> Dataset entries
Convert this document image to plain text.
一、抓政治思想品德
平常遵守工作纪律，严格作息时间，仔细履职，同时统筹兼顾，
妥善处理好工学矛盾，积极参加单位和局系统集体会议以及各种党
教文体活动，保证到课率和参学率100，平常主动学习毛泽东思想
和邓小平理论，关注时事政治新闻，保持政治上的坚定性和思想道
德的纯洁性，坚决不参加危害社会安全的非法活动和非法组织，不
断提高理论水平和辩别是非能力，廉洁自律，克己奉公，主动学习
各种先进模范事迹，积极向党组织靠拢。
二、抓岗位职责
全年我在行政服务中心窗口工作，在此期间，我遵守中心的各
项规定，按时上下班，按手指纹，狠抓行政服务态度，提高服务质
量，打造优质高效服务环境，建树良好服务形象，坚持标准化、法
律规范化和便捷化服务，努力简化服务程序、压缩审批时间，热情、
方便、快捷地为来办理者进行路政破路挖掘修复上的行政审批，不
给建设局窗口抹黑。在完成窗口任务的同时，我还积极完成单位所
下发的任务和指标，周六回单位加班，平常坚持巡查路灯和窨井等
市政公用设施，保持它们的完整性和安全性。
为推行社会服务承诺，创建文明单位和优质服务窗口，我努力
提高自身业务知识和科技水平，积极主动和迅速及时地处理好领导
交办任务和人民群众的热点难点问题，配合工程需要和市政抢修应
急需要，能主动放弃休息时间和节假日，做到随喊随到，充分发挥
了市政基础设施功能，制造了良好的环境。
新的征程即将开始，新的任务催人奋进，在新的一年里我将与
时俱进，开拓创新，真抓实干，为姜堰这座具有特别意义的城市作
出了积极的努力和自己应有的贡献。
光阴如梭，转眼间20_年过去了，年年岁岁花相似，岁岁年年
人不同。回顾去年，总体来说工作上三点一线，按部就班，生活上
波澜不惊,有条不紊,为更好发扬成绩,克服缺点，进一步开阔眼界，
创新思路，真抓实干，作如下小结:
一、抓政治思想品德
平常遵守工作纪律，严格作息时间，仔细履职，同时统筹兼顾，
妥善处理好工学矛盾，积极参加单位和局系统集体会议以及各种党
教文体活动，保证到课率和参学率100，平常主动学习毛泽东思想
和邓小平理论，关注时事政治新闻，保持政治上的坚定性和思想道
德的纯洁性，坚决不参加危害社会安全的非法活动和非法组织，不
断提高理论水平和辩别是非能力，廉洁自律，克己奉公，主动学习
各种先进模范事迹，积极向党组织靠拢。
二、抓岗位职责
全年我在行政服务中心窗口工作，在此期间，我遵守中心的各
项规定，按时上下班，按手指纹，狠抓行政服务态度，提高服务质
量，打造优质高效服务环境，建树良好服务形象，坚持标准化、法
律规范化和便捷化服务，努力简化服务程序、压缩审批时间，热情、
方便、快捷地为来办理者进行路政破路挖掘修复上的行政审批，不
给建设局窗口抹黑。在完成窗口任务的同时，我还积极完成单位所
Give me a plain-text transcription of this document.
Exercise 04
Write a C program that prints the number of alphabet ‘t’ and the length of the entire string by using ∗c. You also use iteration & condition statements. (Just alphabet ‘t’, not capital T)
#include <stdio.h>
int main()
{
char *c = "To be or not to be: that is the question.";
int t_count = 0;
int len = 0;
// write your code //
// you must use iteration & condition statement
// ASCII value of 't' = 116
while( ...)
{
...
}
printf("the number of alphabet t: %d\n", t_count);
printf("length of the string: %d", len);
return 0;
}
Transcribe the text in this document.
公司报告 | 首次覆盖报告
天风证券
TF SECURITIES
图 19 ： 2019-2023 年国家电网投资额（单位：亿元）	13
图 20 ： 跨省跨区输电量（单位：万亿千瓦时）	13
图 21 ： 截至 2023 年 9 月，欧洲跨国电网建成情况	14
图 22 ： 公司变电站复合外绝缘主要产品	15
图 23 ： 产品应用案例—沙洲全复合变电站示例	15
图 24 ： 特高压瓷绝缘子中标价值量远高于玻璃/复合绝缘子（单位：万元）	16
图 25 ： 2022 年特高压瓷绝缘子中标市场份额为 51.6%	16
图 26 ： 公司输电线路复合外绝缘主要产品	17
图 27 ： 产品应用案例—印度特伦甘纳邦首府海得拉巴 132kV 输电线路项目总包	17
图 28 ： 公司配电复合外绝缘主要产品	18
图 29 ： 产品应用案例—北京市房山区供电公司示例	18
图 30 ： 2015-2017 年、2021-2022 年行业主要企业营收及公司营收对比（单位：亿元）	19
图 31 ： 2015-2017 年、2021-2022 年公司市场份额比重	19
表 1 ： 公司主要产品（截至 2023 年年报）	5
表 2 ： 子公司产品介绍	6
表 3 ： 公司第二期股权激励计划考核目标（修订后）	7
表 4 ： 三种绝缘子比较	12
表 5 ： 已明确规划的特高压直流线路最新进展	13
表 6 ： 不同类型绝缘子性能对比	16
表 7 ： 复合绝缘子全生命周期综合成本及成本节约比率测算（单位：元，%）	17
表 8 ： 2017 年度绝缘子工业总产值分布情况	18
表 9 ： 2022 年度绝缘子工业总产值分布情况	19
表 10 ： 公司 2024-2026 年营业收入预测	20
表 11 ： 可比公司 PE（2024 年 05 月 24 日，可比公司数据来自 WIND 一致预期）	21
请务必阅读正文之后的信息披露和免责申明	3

> Requirements
The listing above should be transcribed in full, exactly as written.

> Completed exercise
Convert this document image to plain text.
一、抓政治思想品德
平常遵守工作纪律，严格作息时间，仔细履职，同时统筹兼顾，
妥善处理好工学矛盾，积极参加单位和局系统集体会议以及各种党
教文体活动，保证到课率和参学率100，平常主动学习毛泽东思想
和邓小平理论，关注时事政治新闻，保持政治上的坚定性和思想道
德的纯洁性，坚决不参加危害社会安全的非法活动和非法组织，不
断提高理论水平和辩别是非能力，廉洁自律，克己奉公，主动学习
各种先进模范事迹，积极向党组织靠拢。
二、抓岗位职责
全年我在行政服务中心窗口工作，在此期间，我遵守中心的各
项规定，按时上下班，按手指纹，狠抓行政服务态度，提高服务质
量，打造优质高效服务环境，建树良好服务形象，坚持标准化、法
律规范化和便捷化服务，努力简化服务程序、压缩审批时间，热情、
方便、快捷地为来办理者进行路政破路挖掘修复上的行政审批，不
给建设局窗口抹黑。在完成窗口任务的同时，我还积极完成单位所
下发的任务和指标，周六回单位加班，平常坚持巡查路灯和窨井等
市政公用设施，保持它们的完整性和安全性。
为推行社会服务承诺，创建文明单位和优质服务窗口，我努力
提高自身业务知识和科技水平，积极主动和迅速及时地处理好领导
交办任务和人民群众的热点难点问题，配合工程需要和市政抢修应
急需要，能主动放弃休息时间和节假日，做到随喊随到，充分发挥
了市政基础设施功能，制造了良好的环境。
新的征程即将开始，新的任务催人奋进，在新的一年里我将与
时俱进，开拓创新，真抓实干，为姜堰这座具有特别意义的城市作
出了积极的努力和自己应有的贡献。
光阴如梭，转眼间20_年过去了，年年岁岁花相似，岁岁年年
人不同。回顾去年，总体来说工作上三点一线，按部就班，生活上
波澜不惊,有条不紊,为更好发扬成绩,克服缺点，进一步开阔眼界，
创新思路，真抓实干，作如下小结:
一、抓政治思想品德
平常遵守工作纪律，严格作息时间，仔细履职，同时统筹兼顾，
妥善处理好工学矛盾，积极参加单位和局系统集体会议以及各种党
教文体活动，保证到课率和参学率100，平常主动学习毛泽东思想
和邓小平理论，关注时事政治新闻，保持政治上的坚定性和思想道
德的纯洁性，坚决不参加危害社会安全的非法活动和非法组织，不
断提高理论水平和辩别是非能力，廉洁自律，克己奉公，主动学习
各种先进模范事迹，积极向党组织靠拢。
二、抓岗位职责
全年我在行政服务中心窗口工作，在此期间，我遵守中心的各
项规定，按时上下班，按手指纹，狠抓行政服务态度，提高服务质
量，打造优质高效服务环境，建树良好服务形象，坚持标准化、法
律规范化和便捷化服务，努力简化服务程序、压缩审批时间，热情、
方便、快捷地为来办理者进行路政破路挖掘修复上的行政审批，不
给建设局窗口抹黑。在完成窗口任务的同时，我还积极完成单位所
Give me a plain-text transcription of this document.
Exercise 04
Write a C program that prints the number of alphabet ‘t’ and the length of the entire string by using ∗c. You also use iteration & condition statements. (Just alphabet ‘t’, not capital T)
#include <stdio.h>
int main()
{
char *c = "To be or not to be: that is the question.";
int t_count = 0;
int len = 0;
// write your code //
// you must use iteration & condition statement
// ASCII value of 't' = 116
while( ...)
{
...
}
printf("the number of alphabet t: %d\n", t_count);
printf("length of the string: %d", len);
return 0;
}
Transcribe the text in this document.
公司报告 | 首次覆盖报告
天风证券
TF SECURITIES
图 19 ： 2019-2023 年国家电网投资额（单位：亿元）	13
图 20 ： 跨省跨区输电量（单位：万亿千瓦时）	13
图 21 ： 截至 2023 年 9 月，欧洲跨国电网建成情况	14
图 22 ： 公司变电站复合外绝缘主要产品	15
图 23 ： 产品应用案例—沙洲全复合变电站示例	15
图 24 ： 特高压瓷绝缘子中标价值量远高于玻璃/复合绝缘子（单位：万元）	16
图 25 ： 2022 年特高压瓷绝缘子中标市场份额为 51.6%	16
图 26 ： 公司输电线路复合外绝缘主要产品	17
图 27 ： 产品应用案例—印度特伦甘纳邦首府海得拉巴 132kV 输电线路项目总包	17
图 28 ： 公司配电复合外绝缘主要产品	18
图 29 ： 产品应用案例—北京市房山区供电公司示例	18
图 30 ： 2015-2017 年、2021-2022 年行业主要企业营收及公司营收对比（单位：亿元）	19
图 31 ： 2015-2017 年、2021-2022 年公司市场份额比重	19
表 1 ： 公司主要产品（截至 2023 年年报）	5
表 2 ： 子公司产品介绍	6
表 3 ： 公司第二期股权激励计划考核目标（修订后）	7
表 4 ： 三种绝缘子比较	12
表 5 ： 已明确规划的特高压直流线路最新进展	13
表 6 ： 不同类型绝缘子性能对比	16
表 7 ： 复合绝缘子全生命周期综合成本及成本节约比率测算（单位：元，%）	17
表 8 ： 2017 年度绝缘子工业总产值分布情况	18
表 9 ： 2022 年度绝缘子工业总产值分布情况	19
表 10 ： 公司 2024-2026 年营业收入预测	20
表 11 ： 可比公司 PE（2024 年 05 月 24 日，可比公司数据来自 WIND 一致预期）	21
请务必阅读正文之后的信息披露和免责申明	3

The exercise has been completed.